Exercise details ▸ Copy out the records below, swapping every "scan-speck" for "dust-mark" and changing nothing else. Leave the pictures out of your copy.

++++ Information provided ++++

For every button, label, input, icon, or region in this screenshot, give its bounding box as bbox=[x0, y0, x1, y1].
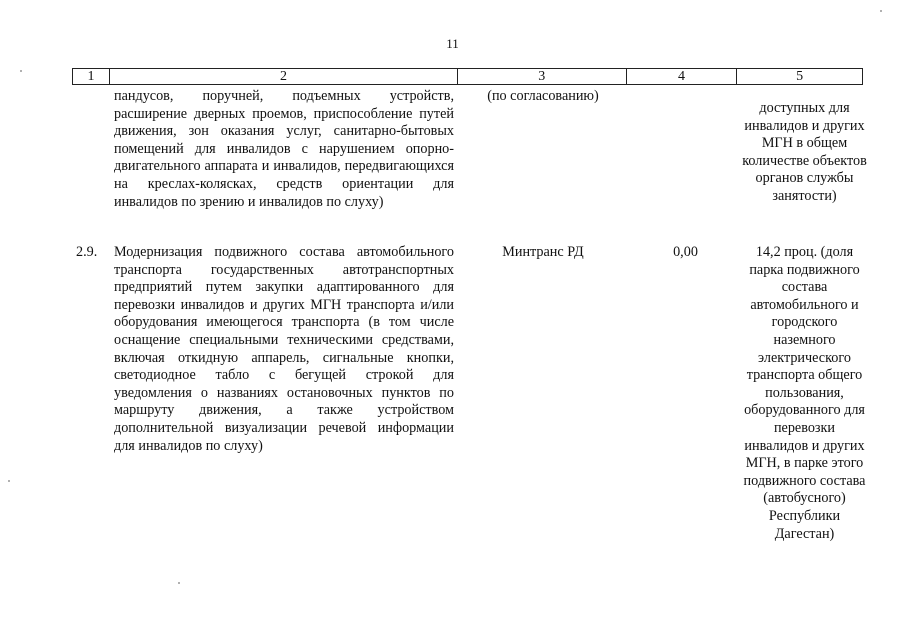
row-2-indicator: 14,2 проц. (доля парка подвижного состава автомобильного и городского наземного электрического транспорта общего пользования, оборудованного для перевозки инвалидов и других МГН, в парке этого подвижного состава (автобусного) Республики Дагестан) bbox=[743, 244, 866, 542]
header-col-3: 3 bbox=[458, 69, 627, 84]
table-header-row bbox=[72, 68, 863, 85]
row-2-number: 2.9. bbox=[76, 244, 98, 260]
row-1-indicator: доступных для инвалидов и других МГН в общем количестве объектов органов службы занятости) bbox=[742, 100, 867, 204]
scan-speck bbox=[880, 10, 882, 12]
header-col-2: 2 bbox=[110, 69, 458, 84]
row-2-description: Модернизация подвижного состава автомобильного транспорта государственных автотранспортных предприятий путем закупки адаптированного для перевозки инвалидов и других МГН транспорта и/или оборудования имеющегося транспорта (в том числе оснащение специальными техническими средствами, включая откидную аппарель, сигнальные кнопки, светодиодное табло с бегущей строкой для уведомления о названиях остановочных пунктов по маршруту движения, а также устройством дополнительной визуализации речевой информации для инвалидов по слуху) bbox=[114, 244, 454, 454]
header-col-1: 1 bbox=[73, 69, 110, 84]
scan-speck bbox=[178, 582, 180, 584]
page-number: 11 bbox=[446, 36, 459, 51]
row-2-funding: 0,00 bbox=[673, 244, 698, 260]
scan-speck bbox=[20, 70, 22, 72]
row-2-responsible: Минтранс РД bbox=[502, 244, 584, 260]
row-1-description: пандусов, поручней, подъемных устройств, расширение дверных проемов, приспособление путей движения, зон оказания услуг, санитарно-бытовых помещений для инвалидов с нарушением опорно-двигательного аппарата и инвалидов, передвигающихся на креслах-колясках, средств ориентации для инвалидов по зрению и инвалидов по слуху) bbox=[114, 88, 454, 210]
header-col-5: 5 bbox=[796, 69, 804, 84]
scan-speck bbox=[8, 480, 10, 482]
header-col-4: 4 bbox=[627, 69, 738, 84]
row-1-responsible: (по согласованию) bbox=[487, 88, 599, 104]
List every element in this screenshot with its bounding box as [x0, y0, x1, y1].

++++

Exercise output ▸
For every button, label, input, icon, or region in this screenshot, give its bounding box as bbox=[x0, y0, x1, y1].
row-2-indicator: 14,2 проц. (доля парка подвижного состава автомобильного и городского наземного электрического транспорта общего пользования, оборудованного для перевозки инвалидов и других МГН, в парке этого подвижного состава (автобусного) Республики Дагестан) bbox=[743, 244, 866, 542]
header-col-3: 3 bbox=[458, 69, 627, 84]
table-header-row bbox=[72, 68, 863, 85]
row-2-number: 2.9. bbox=[76, 244, 98, 260]
row-1-indicator: доступных для инвалидов и других МГН в общем количестве объектов органов службы занятости) bbox=[742, 100, 867, 204]
dust-mark bbox=[880, 10, 882, 12]
header-col-2: 2 bbox=[110, 69, 458, 84]
row-2-description: Модернизация подвижного состава автомобильного транспорта государственных автотранспортных предприятий путем закупки адаптированного для перевозки инвалидов и других МГН транспорта и/или оборудования имеющегося транспорта (в том числе оснащение специальными техническими средствами, включая откидную аппарель, сигнальные кнопки, светодиодное табло с бегущей строкой для уведомления о названиях остановочных пунктов по маршруту движения, а также устройством дополнительной визуализации речевой информации для инвалидов по слуху) bbox=[114, 244, 454, 454]
header-col-1: 1 bbox=[73, 69, 110, 84]
dust-mark bbox=[178, 582, 180, 584]
page-number: 11 bbox=[446, 36, 459, 51]
row-2-funding: 0,00 bbox=[673, 244, 698, 260]
dust-mark bbox=[20, 70, 22, 72]
row-2-responsible: Минтранс РД bbox=[502, 244, 584, 260]
row-1-description: пандусов, поручней, подъемных устройств, расширение дверных проемов, приспособление путей движения, зон оказания услуг, санитарно-бытовых помещений для инвалидов с нарушением опорно-двигательного аппарата и инвалидов, передвигающихся на креслах-колясках, средств ориентации для инвалидов по зрению и инвалидов по слуху) bbox=[114, 88, 454, 210]
header-col-5: 5 bbox=[796, 69, 804, 84]
dust-mark bbox=[8, 480, 10, 482]
header-col-4: 4 bbox=[627, 69, 738, 84]
row-1-responsible: (по согласованию) bbox=[487, 88, 599, 104]
List every element in this screenshot with its bounding box as [x0, y0, x1, y1].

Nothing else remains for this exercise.